# TASK MATERIAL:
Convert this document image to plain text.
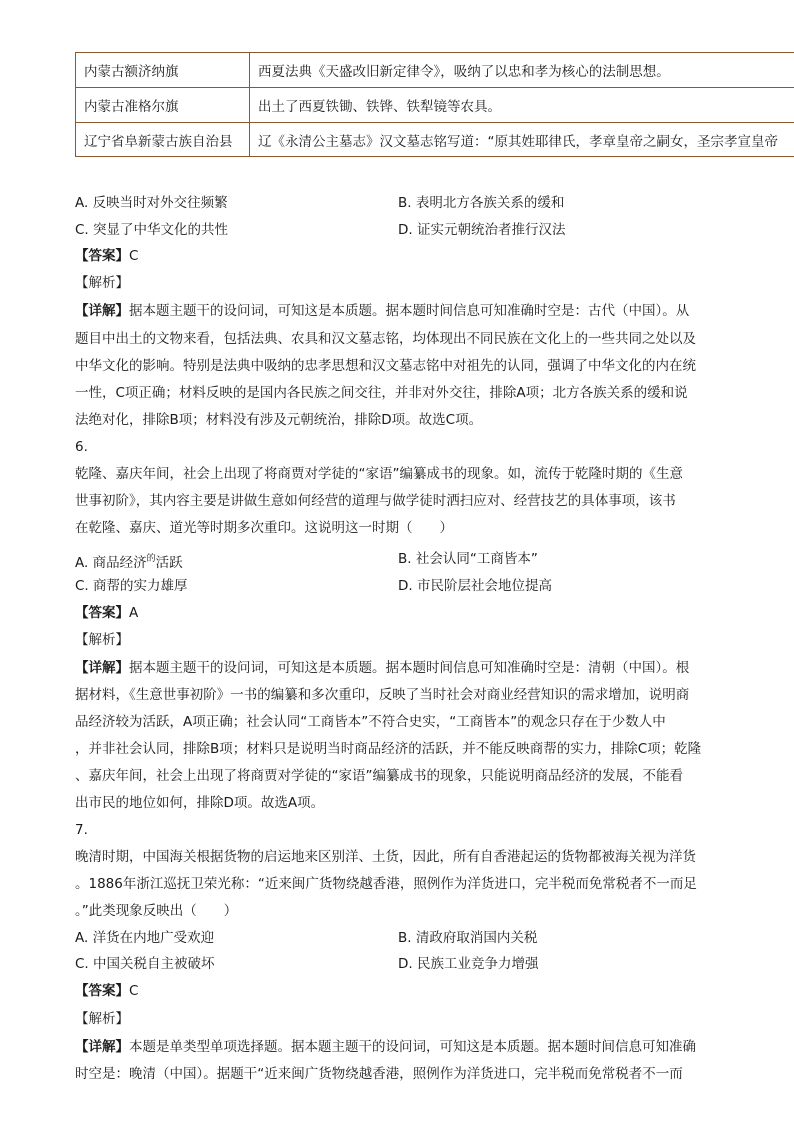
内蒙古额济纳旗	西夏法典《天盛改旧新定律令》，吸纳了以忠和孝为核心的法制思想。
内蒙古准格尔旗	出土了西夏铁锄、铁铧、铁犁镜等农具。
辽宁省阜新蒙古族自治县	辽《永清公主墓志》汉文墓志铭写道：“原其姓耶律氏，孝章皇帝之嗣女，圣宗孝宣皇帝
A. 反映当时对外交往频繁	B. 表明北方各族关系的缓和
C. 突显了中华文化的共性	D. 证实元朝统治者推行汉法
【答案】C
【解析】
【详解】据本题主题干的设问词，可知这是本质题。据本题时间信息可知准确时空是：古代（中国）。从
题目中出土的文物来看，包括法典、农具和汉文墓志铭，均体现出不同民族在文化上的一些共同之处以及
中华文化的影响。特别是法典中吸纳的忠孝思想和汉文墓志铭中对祖先的认同，强调了中华文化的内在统
一性，C项正确；材料反映的是国内各民族之间交往，并非对外交往，排除A项；北方各族关系的缓和说
法绝对化，排除B项；材料没有涉及元朝统治，排除D项。故选C项。
6.
乾隆、嘉庆年间，社会上出现了将商贾对学徒的“家语”编纂成书的现象。如，流传于乾隆时期的《生意
世事初阶》，其内容主要是讲做生意如何经营的道理与做学徒时洒扫应对、经营技艺的具体事项，该书
在乾隆、嘉庆、道光等时期多次重印。这说明这一时期（　　）
A. 商品经济$^的$活跃	B. 社会认同“工商皆本”
C. 商帮的实力雄厚	D. 市民阶层社会地位提高
【答案】A
【解析】
【详解】据本题主题干的设问词，可知这是本质题。据本题时间信息可知准确时空是：清朝（中国）。根
据材料，《生意世事初阶》一书的编纂和多次重印，反映了当时社会对商业经营知识的需求增加，说明商
品经济较为活跃，A项正确；社会认同“工商皆本”不符合史实，“工商皆本”的观念只存在于少数人中
，并非社会认同，排除B项；材料只是说明当时商品经济的活跃，并不能反映商帮的实力，排除C项；乾隆
、嘉庆年间，社会上出现了将商贾对学徒的“家语”编纂成书的现象，只能说明商品经济的发展，不能看
出市民的地位如何，排除D项。故选A项。
7.
晚清时期，中国海关根据货物的启运地来区别洋、土货，因此，所有自香港起运的货物都被海关视为洋货
。1886年浙江巡抚卫荣光称：“近来闽广货物绕越香港，照例作为洋货进口，完半税而免常税者不一而足
。”此类现象反映出（　　）
A. 洋货在内地广受欢迎	B. 清政府取消国内关税
C. 中国关税自主被破坏	D. 民族工业竞争力增强
【答案】C
【解析】
【详解】本题是单类型单项选择题。据本题主题干的设问词，可知这是本质题。据本题时间信息可知准确
时空是：晚清（中国）。据题干“近来闽广货物绕越香港，照例作为洋货进口，完半税而免常税者不一而
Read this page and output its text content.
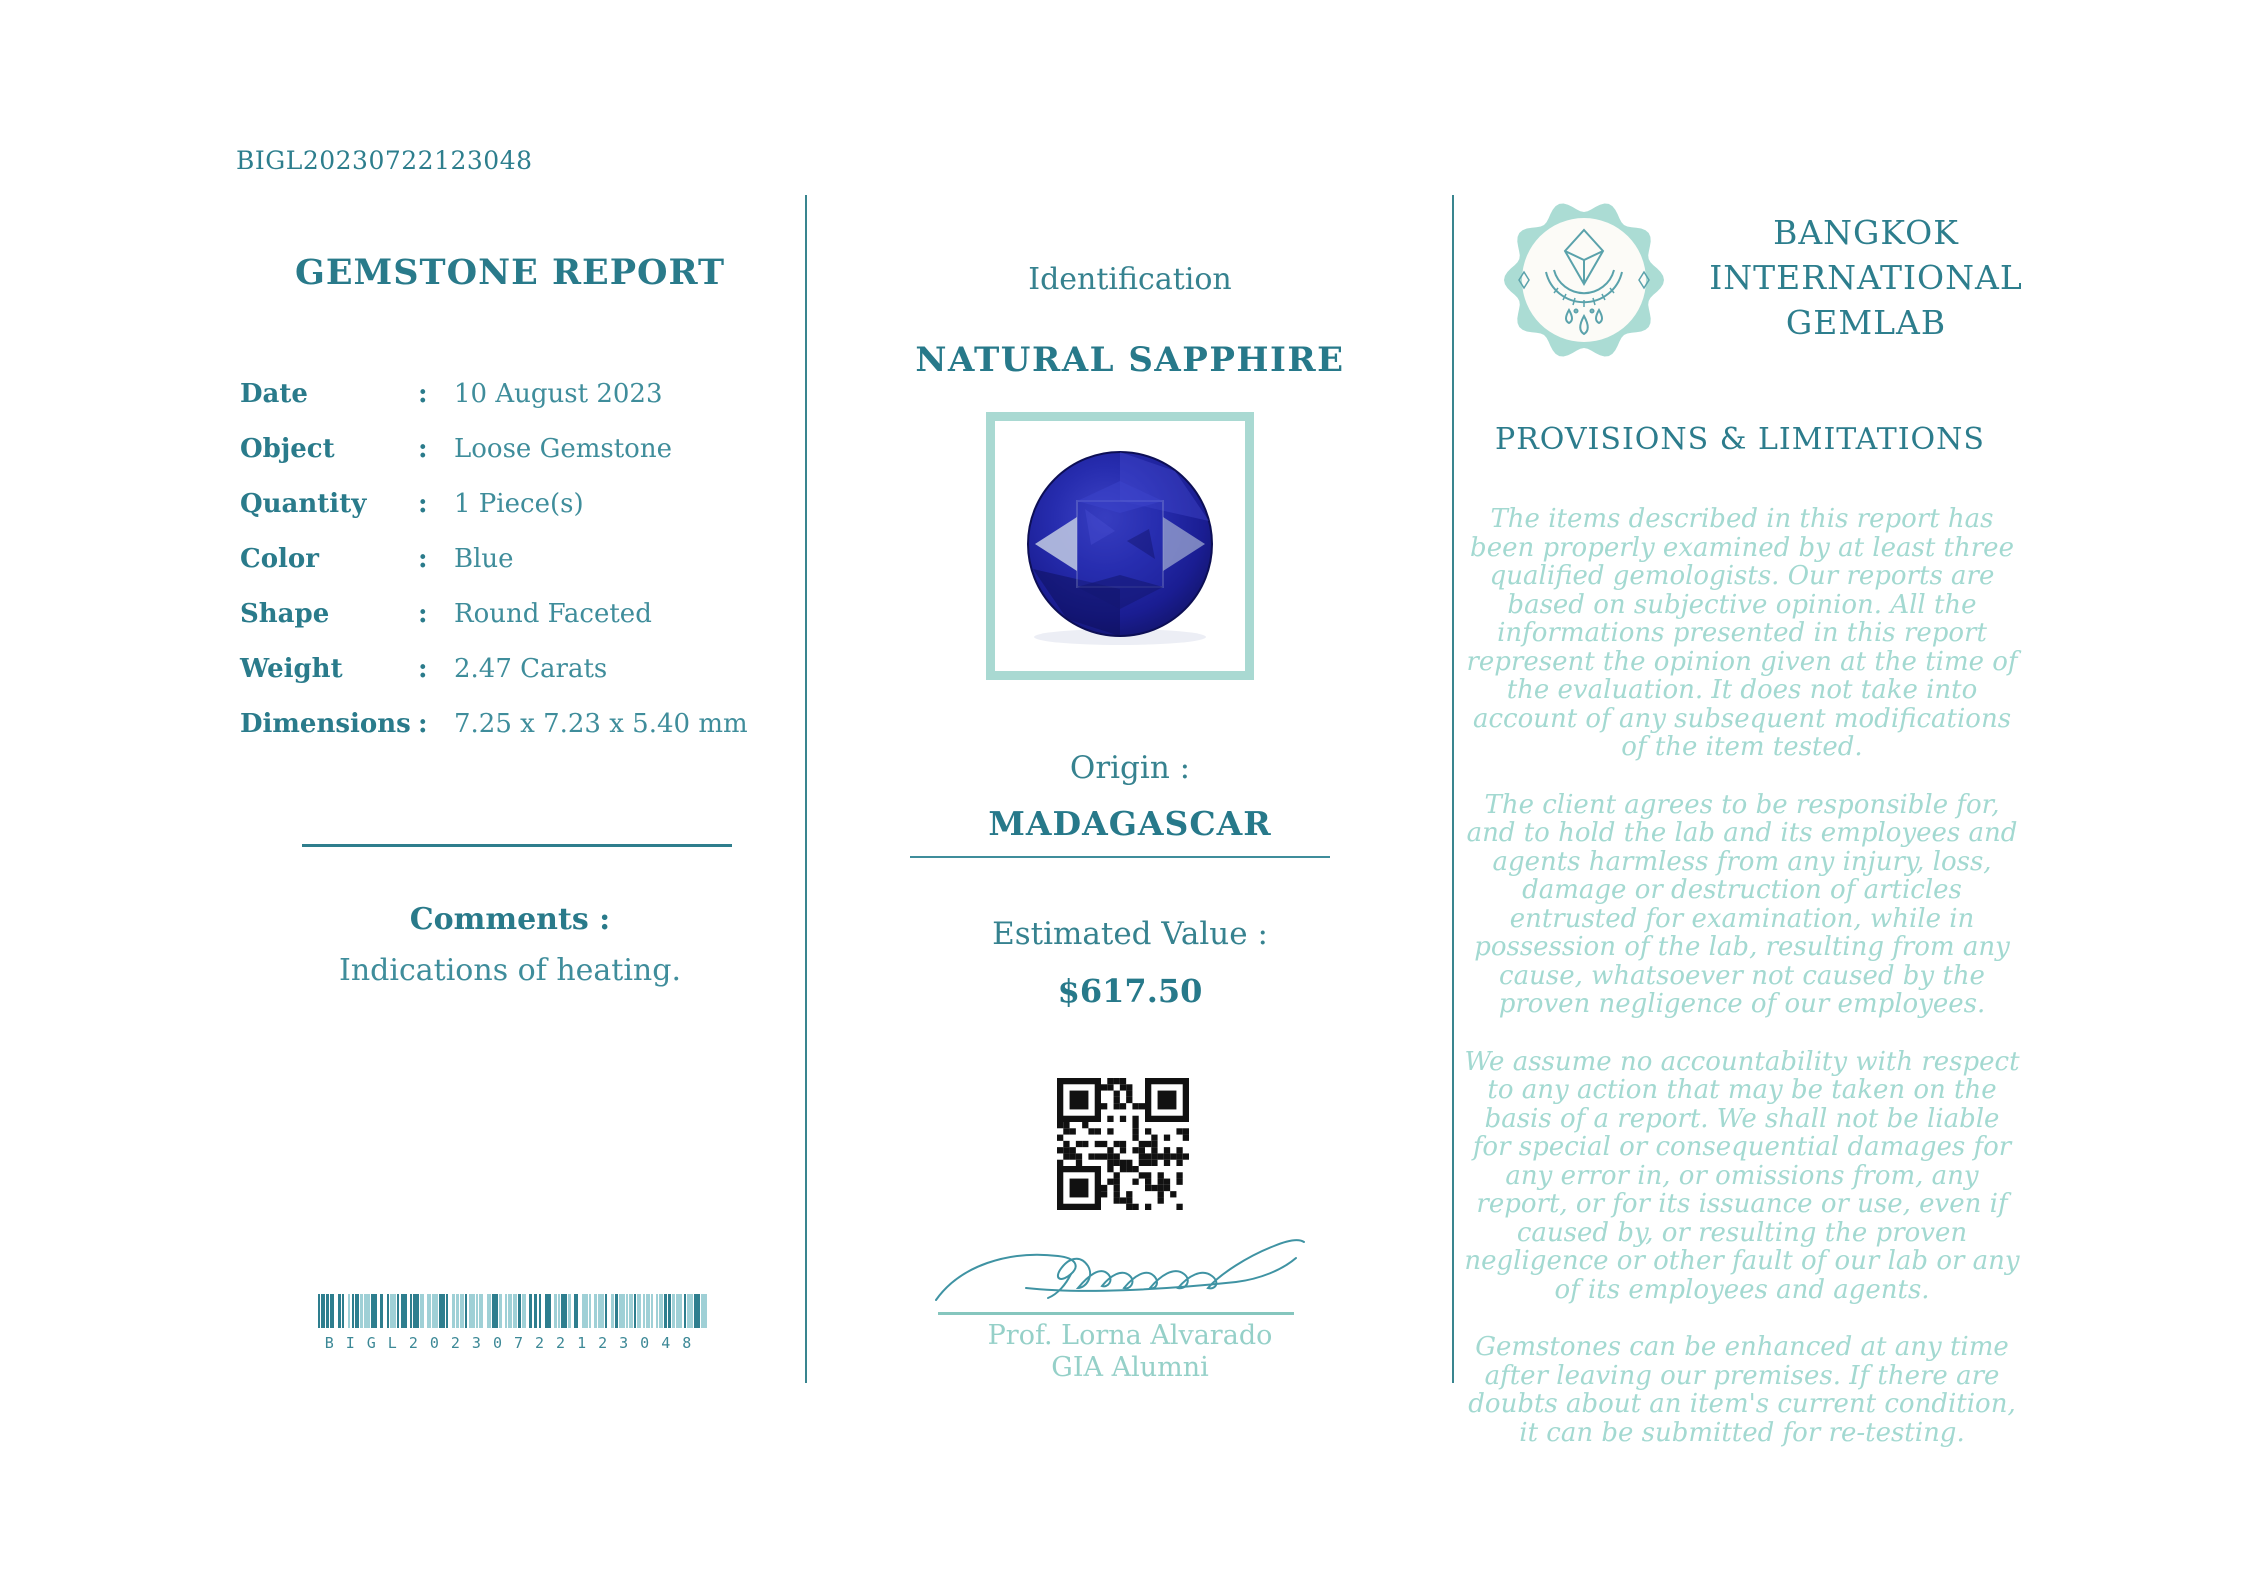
BIGL20230722123048
GEMSTONE REPORT
Date	:	10 August 2023
Object	:	Loose Gemstone
Quantity	:	1 Piece(s)
Color	:	Blue
Shape	:	Round Faceted
Weight	:	2.47 Carats
Dimensions :	7.25 x 7.23 x 5.40 mm
Comments :
Indications of heating.
BIGL20230722123048
Identification
NATURAL SAPPHIRE
Origin :
MADAGASCAR
Estimated Value :
$617.50
Prof. Lorna Alvarado
GIA Alumni
BANGKOK
INTERNATIONAL
GEMLAB
PROVISIONS & LIMITATIONS

The items described in this report has been properly examined by at least three qualified gemologists. Our reports are based on subjective opinion. All the informations presented in this report represent the opinion given at the time of the evaluation. It does not take into account of any subsequent modifications of the item tested.

The client agrees to be responsible for, and to hold the lab and its employees and agents harmless from any injury, loss, damage or destruction of articles entrusted for examination, while in possession of the lab, resulting from any cause, whatsoever not caused by the proven negligence of our employees.

We assume no accountability with respect to any action that may be taken on the basis of a report. We shall not be liable for special or consequential damages for any error in, or omissions from, any report, or for its issuance or use, even if caused by, or resulting the proven negligence or other fault of our lab or any of its employees and agents.

Gemstones can be enhanced at any time after leaving our premises. If there are doubts about an item's current condition, it can be submitted for re-testing.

# WRITTEN TASK:
Exclude the images, then output the data above word for word.

# SOLUTION TO THE EXERCISE:
Convert this document image to plain text.
内蒙古额济纳旗	西夏法典《天盛改旧新定律令》，吸纳了以忠和孝为核心的法制思想。
内蒙古准格尔旗	出土了西夏铁锄、铁铧、铁犁镜等农具。
辽宁省阜新蒙古族自治县	辽《永清公主墓志》汉文墓志铭写道：“原其姓耶律氏，孝章皇帝之嗣女，圣宗孝宣皇帝
A. 反映当时对外交往频繁	B. 表明北方各族关系的缓和
C. 突显了中华文化的共性	D. 证实元朝统治者推行汉法
【答案】C
【解析】
【详解】据本题主题干的设问词，可知这是本质题。据本题时间信息可知准确时空是：古代（中国）。从
题目中出土的文物来看，包括法典、农具和汉文墓志铭，均体现出不同民族在文化上的一些共同之处以及
中华文化的影响。特别是法典中吸纳的忠孝思想和汉文墓志铭中对祖先的认同，强调了中华文化的内在统
一性，C项正确；材料反映的是国内各民族之间交往，并非对外交往，排除A项；北方各族关系的缓和说
法绝对化，排除B项；材料没有涉及元朝统治，排除D项。故选C项。
6.
乾隆、嘉庆年间，社会上出现了将商贾对学徒的“家语”编纂成书的现象。如，流传于乾隆时期的《生意
世事初阶》，其内容主要是讲做生意如何经营的道理与做学徒时洒扫应对、经营技艺的具体事项，该书
在乾隆、嘉庆、道光等时期多次重印。这说明这一时期（　　）
A. 商品经济$^的$活跃	B. 社会认同“工商皆本”
C. 商帮的实力雄厚	D. 市民阶层社会地位提高
【答案】A
【解析】
【详解】据本题主题干的设问词，可知这是本质题。据本题时间信息可知准确时空是：清朝（中国）。根
据材料，《生意世事初阶》一书的编纂和多次重印，反映了当时社会对商业经营知识的需求增加，说明商
品经济较为活跃，A项正确；社会认同“工商皆本”不符合史实，“工商皆本”的观念只存在于少数人中
，并非社会认同，排除B项；材料只是说明当时商品经济的活跃，并不能反映商帮的实力，排除C项；乾隆
、嘉庆年间，社会上出现了将商贾对学徒的“家语”编纂成书的现象，只能说明商品经济的发展，不能看
出市民的地位如何，排除D项。故选A项。
7.
晚清时期，中国海关根据货物的启运地来区别洋、土货，因此，所有自香港起运的货物都被海关视为洋货
。1886年浙江巡抚卫荣光称：“近来闽广货物绕越香港，照例作为洋货进口，完半税而免常税者不一而足
。”此类现象反映出（　　）
A. 洋货在内地广受欢迎	B. 清政府取消国内关税
C. 中国关税自主被破坏	D. 民族工业竞争力增强
【答案】C
【解析】
【详解】本题是单类型单项选择题。据本题主题干的设问词，可知这是本质题。据本题时间信息可知准确
时空是：晚清（中国）。据题干“近来闽广货物绕越香港，照例作为洋货进口，完半税而免常税者不一而
Read this page and output its text content.
BIGL20230722123048
GEMSTONE REPORT
Date	:	10 August 2023
Object	:	Loose Gemstone
Quantity	:	1 Piece(s)
Color	:	Blue
Shape	:	Round Faceted
Weight	:	2.47 Carats
Dimensions :	7.25 x 7.23 x 5.40 mm
Comments :
Indications of heating.
BIGL20230722123048
Identification
NATURAL SAPPHIRE
Origin :
MADAGASCAR
Estimated Value :
$617.50
Prof. Lorna Alvarado
GIA Alumni
BANGKOK
INTERNATIONAL
GEMLAB
PROVISIONS & LIMITATIONS

The items described in this report has been properly examined by at least three qualified gemologists. Our reports are based on subjective opinion. All the informations presented in this report represent the opinion given at the time of the evaluation. It does not take into account of any subsequent modifications of the item tested.

The client agrees to be responsible for, and to hold the lab and its employees and agents harmless from any injury, loss, damage or destruction of articles entrusted for examination, while in possession of the lab, resulting from any cause, whatsoever not caused by the proven negligence of our employees.

We assume no accountability with respect to any action that may be taken on the basis of a report. We shall not be liable for special or consequential damages for any error in, or omissions from, any report, or for its issuance or use, even if caused by, or resulting the proven negligence or other fault of our lab or any of its employees and agents.

Gemstones can be enhanced at any time after leaving our premises. If there are doubts about an item's current condition, it can be submitted for re-testing.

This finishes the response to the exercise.